In the data below, find every line with the string "temperature" and pull it out.

--------

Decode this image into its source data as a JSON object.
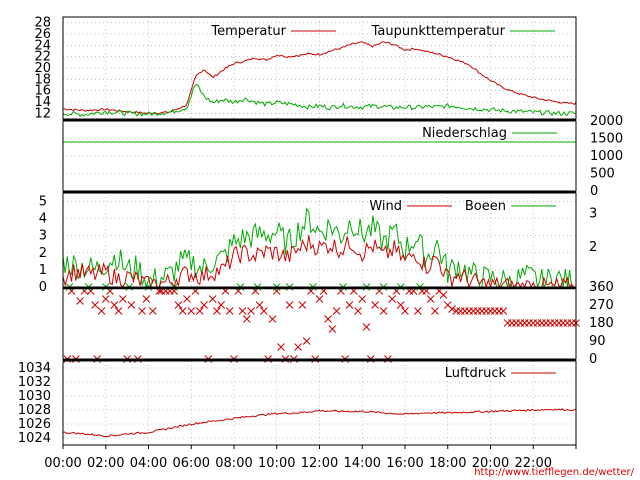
{
  "colors": {
    "temperature": "#cc0000",
    "dewpoint": "#00aa00",
    "precipitation": "#00aa00",
    "wind": "#cc0000",
    "gusts": "#00aa00",
    "direction_wind": "#cc0000",
    "direction_gusts": "#00aa00",
    "pressure": "#cc0000",
    "frame": "#000000",
    "grid": "#999999"
  },
  "x_axis": {
    "ticks": [
      "00:00",
      "02:00",
      "04:00",
      "06:00",
      "08:00",
      "10:00",
      "12:00",
      "14:00",
      "16:00",
      "18:00",
      "20:00",
      "22:00"
    ]
  },
  "credit": "http://www.tiefflegen.de/wetter/",
  "chart_data": [
    {
      "id": "temperature",
      "type": "line",
      "x_unit": "hour",
      "xlim": [
        0,
        24
      ],
      "ylim": [
        11,
        29
      ],
      "y_ticks": [
        "12",
        "14",
        "16",
        "18",
        "20",
        "22",
        "24",
        "26",
        "28"
      ],
      "grid": true,
      "legend": "top",
      "series": [
        {
          "name": "Temperatur",
          "x": [
            0,
            1,
            2,
            3,
            4,
            5,
            5.8,
            6.2,
            6.6,
            7,
            7.5,
            8,
            8.5,
            9,
            9.5,
            10,
            10.5,
            11,
            11.5,
            12,
            12.5,
            13,
            13.5,
            14,
            14.5,
            15,
            15.5,
            16,
            16.5,
            17,
            17.5,
            18,
            18.5,
            19,
            19.5,
            20,
            20.5,
            21,
            21.5,
            22,
            22.5,
            23,
            23.5,
            24
          ],
          "y": [
            12.8,
            12.5,
            12.7,
            12.3,
            12.0,
            12.2,
            13.5,
            18.5,
            19.8,
            18.3,
            19.7,
            20.8,
            21.2,
            21.8,
            21.4,
            22.3,
            22.0,
            22.2,
            22.5,
            22.4,
            23.0,
            23.5,
            24.2,
            24.5,
            23.8,
            24.6,
            24.1,
            23.2,
            23.4,
            22.9,
            22.5,
            22.0,
            21.3,
            20.6,
            19.1,
            17.8,
            16.7,
            15.9,
            15.3,
            14.8,
            14.4,
            14.1,
            13.8,
            13.7
          ]
        },
        {
          "name": "Taupunkttemperatur",
          "x": [
            0,
            1,
            2,
            3,
            4,
            5,
            5.8,
            6.2,
            6.6,
            7,
            7.5,
            8,
            8.5,
            9,
            9.5,
            10,
            10.5,
            11,
            11.5,
            12,
            12.5,
            13,
            13.5,
            14,
            14.5,
            15,
            15.5,
            16,
            16.5,
            17,
            17.5,
            18,
            18.5,
            19,
            19.5,
            20,
            20.5,
            21,
            21.5,
            22,
            22.5,
            23,
            23.5,
            24
          ],
          "y": [
            12.0,
            11.8,
            12.3,
            12.0,
            11.9,
            12.2,
            13.0,
            17.3,
            15.0,
            13.9,
            14.4,
            14.0,
            14.6,
            14.0,
            13.6,
            13.9,
            13.7,
            13.5,
            13.1,
            13.3,
            13.0,
            13.4,
            13.2,
            13.1,
            13.3,
            13.2,
            13.0,
            13.1,
            13.0,
            13.2,
            13.1,
            13.3,
            13.2,
            12.9,
            12.8,
            12.6,
            12.5,
            12.4,
            12.3,
            12.2,
            12.1,
            12.0,
            12.0,
            12.0
          ]
        }
      ]
    },
    {
      "id": "precipitation",
      "type": "line",
      "x_unit": "hour",
      "xlim": [
        0,
        24
      ],
      "ylim": [
        0,
        2000
      ],
      "y_ticks": [
        "0",
        "500",
        "1000",
        "1500",
        "2000"
      ],
      "grid": true,
      "legend": "top-right",
      "series": [
        {
          "name": "Niederschlag",
          "x": [
            0,
            24
          ],
          "y": [
            1400,
            1400
          ]
        }
      ]
    },
    {
      "id": "wind",
      "type": "line",
      "x_unit": "hour",
      "xlim": [
        0,
        24
      ],
      "ylim": [
        0,
        5.5
      ],
      "y_ticks_left": [
        "0",
        "1",
        "2",
        "3",
        "4",
        "5"
      ],
      "y_ticks_right": [
        "2",
        "3"
      ],
      "grid": true,
      "legend": "top",
      "series": [
        {
          "name": "Wind",
          "x": [
            0,
            0.5,
            1,
            1.5,
            2,
            2.5,
            3,
            3.5,
            4,
            4.5,
            5,
            5.5,
            6,
            6.5,
            7,
            7.5,
            8,
            8.5,
            9,
            9.5,
            10,
            10.5,
            11,
            11.5,
            12,
            12.5,
            13,
            13.5,
            14,
            14.5,
            15,
            15.5,
            16,
            16.5,
            17,
            17.5,
            18,
            18.5,
            19,
            19.5,
            20,
            20.5,
            21,
            21.5,
            22,
            22.5,
            23,
            23.5,
            24
          ],
          "y": [
            0.6,
            0.9,
            0.8,
            0.7,
            0.9,
            0.5,
            0.6,
            0.4,
            0.1,
            0.2,
            0.3,
            0.7,
            0.8,
            0.6,
            0.9,
            1.0,
            1.8,
            2.0,
            1.8,
            2.1,
            2.0,
            1.7,
            2.2,
            2.6,
            2.3,
            2.5,
            2.2,
            2.6,
            2.0,
            2.4,
            1.8,
            2.2,
            1.5,
            2.0,
            1.2,
            1.7,
            0.5,
            0.7,
            0.4,
            0.2,
            0.1,
            0.1,
            0.0,
            0.0,
            0.1,
            0.0,
            0.0,
            0.0,
            0.0
          ]
        },
        {
          "name": "Boeen",
          "x": [
            0,
            0.5,
            1,
            1.5,
            2,
            2.5,
            3,
            3.5,
            4,
            4.5,
            5,
            5.5,
            6,
            6.5,
            7,
            7.5,
            8,
            8.5,
            9,
            9.5,
            10,
            10.5,
            11,
            11.5,
            12,
            12.5,
            13,
            13.5,
            14,
            14.5,
            15,
            15.5,
            16,
            16.5,
            17,
            17.5,
            18,
            18.5,
            19,
            19.5,
            20,
            20.5,
            21,
            21.5,
            22,
            22.5,
            23,
            23.5,
            24
          ],
          "y": [
            1.5,
            1.3,
            1.2,
            1.0,
            1.4,
            1.8,
            1.0,
            1.1,
            0.3,
            0.5,
            0.7,
            1.4,
            1.5,
            1.0,
            1.5,
            1.7,
            2.6,
            2.9,
            3.0,
            3.1,
            3.2,
            2.5,
            3.3,
            4.0,
            3.2,
            3.6,
            3.0,
            3.9,
            3.1,
            3.4,
            2.6,
            3.2,
            2.2,
            2.9,
            1.7,
            2.5,
            0.9,
            1.3,
            0.8,
            0.5,
            0.5,
            0.4,
            0.2,
            0.6,
            0.5,
            0.2,
            0.6,
            0.3,
            0.4
          ]
        }
      ]
    },
    {
      "id": "wind_direction",
      "type": "scatter",
      "x_unit": "hour",
      "xlim": [
        0,
        24
      ],
      "ylim": [
        0,
        360
      ],
      "y_ticks": [
        "0",
        "90",
        "180",
        "270",
        "360"
      ],
      "grid": false,
      "series": [
        {
          "name": "direction_wind",
          "points": [
            [
              0.2,
              0
            ],
            [
              0.4,
              340
            ],
            [
              0.6,
              0
            ],
            [
              0.8,
              290
            ],
            [
              1.0,
              340
            ],
            [
              1.3,
              340
            ],
            [
              1.5,
              270
            ],
            [
              1.6,
              0
            ],
            [
              1.8,
              240
            ],
            [
              2.0,
              300
            ],
            [
              2.2,
              340
            ],
            [
              2.4,
              270
            ],
            [
              2.6,
              240
            ],
            [
              2.8,
              300
            ],
            [
              3.0,
              0
            ],
            [
              3.2,
              270
            ],
            [
              3.5,
              0
            ],
            [
              3.7,
              240
            ],
            [
              3.9,
              300
            ],
            [
              4.2,
              240
            ],
            [
              4.5,
              340
            ],
            [
              4.6,
              340
            ],
            [
              4.8,
              340
            ],
            [
              5.0,
              340
            ],
            [
              5.2,
              340
            ],
            [
              5.4,
              270
            ],
            [
              5.6,
              240
            ],
            [
              5.8,
              300
            ],
            [
              6.0,
              240
            ],
            [
              6.2,
              340
            ],
            [
              6.4,
              240
            ],
            [
              6.6,
              270
            ],
            [
              6.8,
              0
            ],
            [
              7.0,
              300
            ],
            [
              7.2,
              240
            ],
            [
              7.4,
              270
            ],
            [
              7.6,
              340
            ],
            [
              7.8,
              240
            ],
            [
              8.0,
              0
            ],
            [
              8.2,
              340
            ],
            [
              8.4,
              240
            ],
            [
              8.6,
              200
            ],
            [
              8.8,
              240
            ],
            [
              9.0,
              340
            ],
            [
              9.2,
              270
            ],
            [
              9.4,
              240
            ],
            [
              9.6,
              0
            ],
            [
              9.8,
              200
            ],
            [
              10.0,
              340
            ],
            [
              10.2,
              60
            ],
            [
              10.4,
              0
            ],
            [
              10.6,
              270
            ],
            [
              10.8,
              0
            ],
            [
              11.0,
              60
            ],
            [
              11.2,
              270
            ],
            [
              11.4,
              90
            ],
            [
              11.6,
              340
            ],
            [
              11.8,
              0
            ],
            [
              12.0,
              300
            ],
            [
              12.2,
              340
            ],
            [
              12.4,
              200
            ],
            [
              12.6,
              150
            ],
            [
              12.8,
              240
            ],
            [
              13.0,
              340
            ],
            [
              13.2,
              0
            ],
            [
              13.4,
              270
            ],
            [
              13.6,
              340
            ],
            [
              13.8,
              240
            ],
            [
              14.0,
              300
            ],
            [
              14.2,
              160
            ],
            [
              14.4,
              0
            ],
            [
              14.6,
              270
            ],
            [
              14.8,
              340
            ],
            [
              15.0,
              240
            ],
            [
              15.2,
              0
            ],
            [
              15.4,
              300
            ],
            [
              15.6,
              340
            ],
            [
              15.8,
              270
            ],
            [
              16.0,
              240
            ],
            [
              16.2,
              340
            ],
            [
              16.4,
              340
            ],
            [
              16.6,
              240
            ],
            [
              16.8,
              340
            ],
            [
              17.0,
              340
            ],
            [
              17.2,
              300
            ],
            [
              17.4,
              240
            ],
            [
              17.6,
              340
            ],
            [
              17.8,
              320
            ],
            [
              18.0,
              270
            ],
            [
              18.2,
              250
            ],
            [
              18.4,
              240
            ],
            [
              18.6,
              240
            ],
            [
              18.8,
              240
            ],
            [
              19.0,
              240
            ],
            [
              19.2,
              240
            ],
            [
              19.4,
              240
            ],
            [
              19.6,
              240
            ],
            [
              19.8,
              240
            ],
            [
              20.0,
              240
            ],
            [
              20.2,
              240
            ],
            [
              20.4,
              240
            ],
            [
              20.6,
              240
            ],
            [
              20.8,
              180
            ],
            [
              21.0,
              180
            ],
            [
              21.2,
              180
            ],
            [
              21.4,
              180
            ],
            [
              21.6,
              180
            ],
            [
              21.8,
              180
            ],
            [
              22.0,
              180
            ],
            [
              22.2,
              180
            ],
            [
              22.4,
              180
            ],
            [
              22.6,
              180
            ],
            [
              22.8,
              180
            ],
            [
              23.0,
              180
            ],
            [
              23.2,
              180
            ],
            [
              23.4,
              180
            ],
            [
              23.6,
              180
            ],
            [
              23.8,
              180
            ],
            [
              24.0,
              180
            ]
          ]
        },
        {
          "name": "direction_gusts",
          "points": [
            [
              0.3,
              360
            ],
            [
              1.2,
              360
            ],
            [
              2.0,
              360
            ],
            [
              3.1,
              360
            ],
            [
              4.0,
              360
            ],
            [
              5.2,
              360
            ],
            [
              8.3,
              360
            ],
            [
              9.1,
              360
            ],
            [
              10.0,
              360
            ],
            [
              10.6,
              360
            ],
            [
              11.7,
              360
            ],
            [
              13.1,
              360
            ],
            [
              14.2,
              360
            ],
            [
              15.0,
              360
            ],
            [
              15.8,
              360
            ],
            [
              16.7,
              360
            ]
          ]
        }
      ]
    },
    {
      "id": "pressure",
      "type": "line",
      "x_unit": "hour",
      "xlim": [
        0,
        24
      ],
      "ylim": [
        1023,
        1035
      ],
      "y_ticks": [
        "1024",
        "1026",
        "1028",
        "1030",
        "1032",
        "1034"
      ],
      "grid": true,
      "legend": "top-right",
      "series": [
        {
          "name": "Luftdruck",
          "x": [
            0,
            1,
            2,
            2.5,
            3,
            4,
            5,
            6,
            7,
            8,
            9,
            10,
            11,
            12,
            13,
            14,
            15,
            16,
            17,
            18,
            19,
            20,
            21,
            22,
            23,
            24
          ],
          "y": [
            1024.8,
            1024.6,
            1024.3,
            1024.4,
            1024.6,
            1024.8,
            1025.4,
            1026.0,
            1026.4,
            1026.8,
            1027.2,
            1027.5,
            1027.6,
            1027.9,
            1027.8,
            1027.8,
            1027.6,
            1027.4,
            1027.6,
            1027.6,
            1027.7,
            1027.8,
            1027.9,
            1028.0,
            1028.1,
            1028.0
          ]
        }
      ]
    }
  ]
}
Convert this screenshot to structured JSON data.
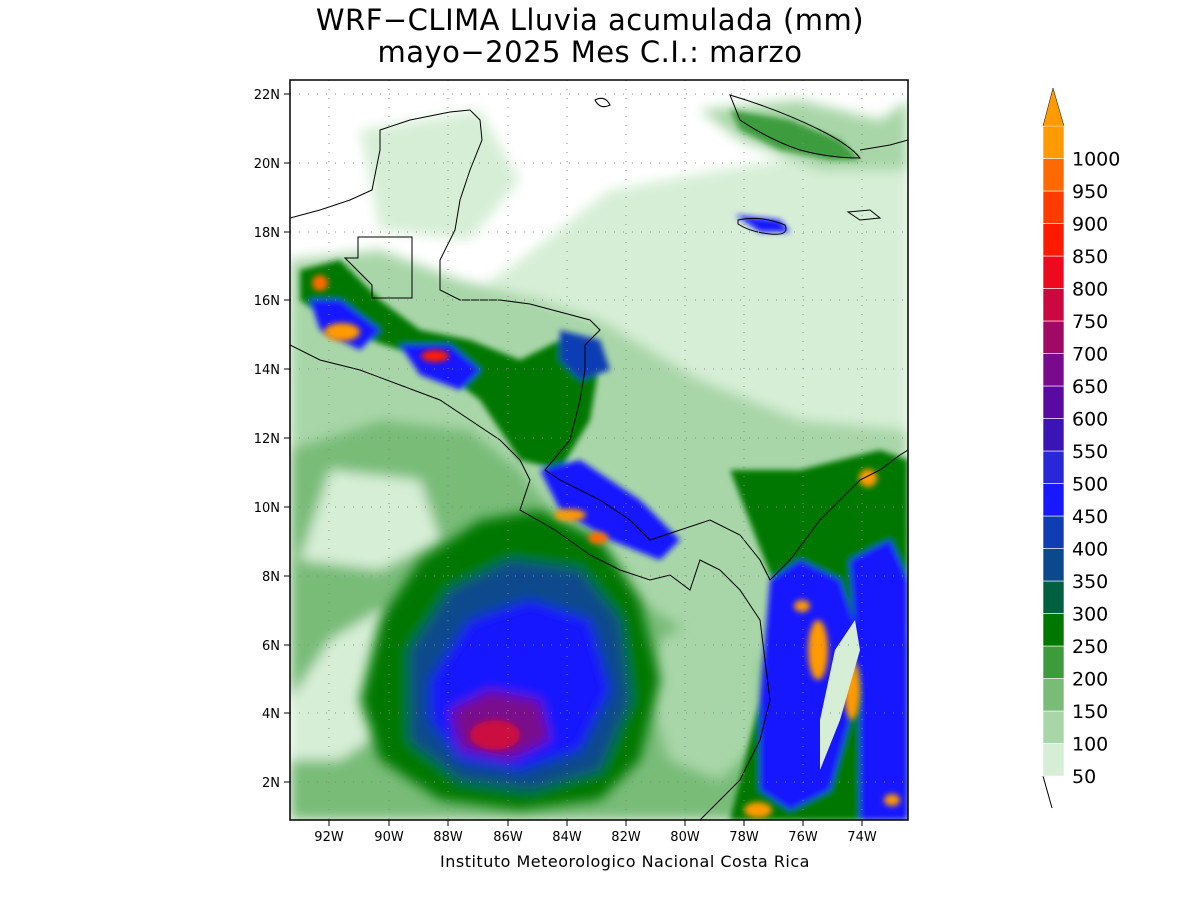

--------

Task result:
    "temperature": "#cc0000",
      "id": "temperature",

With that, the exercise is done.